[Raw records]
--------------------

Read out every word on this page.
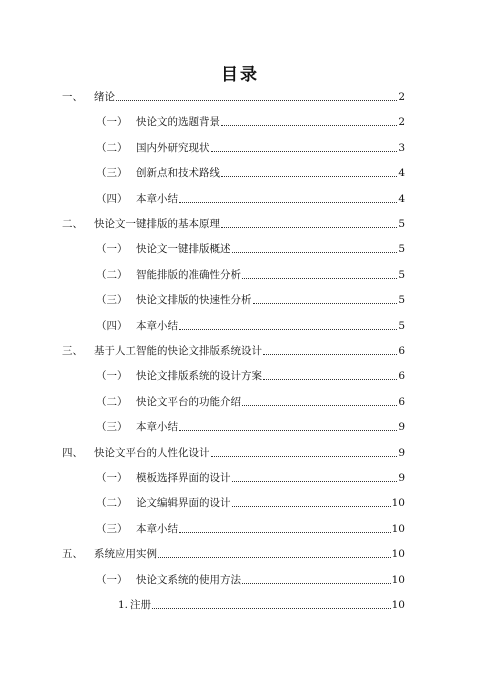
目录
一、	绪论	2
（一） 快论文的选题背景	2
（二） 国内外研究现状	3
（三） 创新点和技术路线	4
（四） 本章小结	4
二、	快论文一键排版的基本原理	5
（一） 快论文一键排版概述	5
（二） 智能排版的准确性分析	5
（三） 快论文排版的快速性分析	5
（四） 本章小结	5
三、	基于人工智能的快论文排版系统设计	6
（一） 快论文排版系统的设计方案	6
（二） 快论文平台的功能介绍	6
（三） 本章小结	9
四、	快论文平台的人性化设计	9
（一） 模板选择界面的设计	9
（二） 论文编辑界面的设计	10
（三） 本章小结	10
五、	系统应用实例	10
（一） 快论文系统的使用方法	10
1. 注册	10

--------------------

▶ _What you will do_
Retype every record above exactly as written, but leave out the pictures.

▶ _The reply_
Read out every word on this page.
目录
一、	绪论	2
（一） 快论文的选题背景	2
（二） 国内外研究现状	3
（三） 创新点和技术路线	4
（四） 本章小结	4
二、	快论文一键排版的基本原理	5
（一） 快论文一键排版概述	5
（二） 智能排版的准确性分析	5
（三） 快论文排版的快速性分析	5
（四） 本章小结	5
三、	基于人工智能的快论文排版系统设计	6
（一） 快论文排版系统的设计方案	6
（二） 快论文平台的功能介绍	6
（三） 本章小结	9
四、	快论文平台的人性化设计	9
（一） 模板选择界面的设计	9
（二） 论文编辑界面的设计	10
（三） 本章小结	10
五、	系统应用实例	10
（一） 快论文系统的使用方法	10
1. 注册	10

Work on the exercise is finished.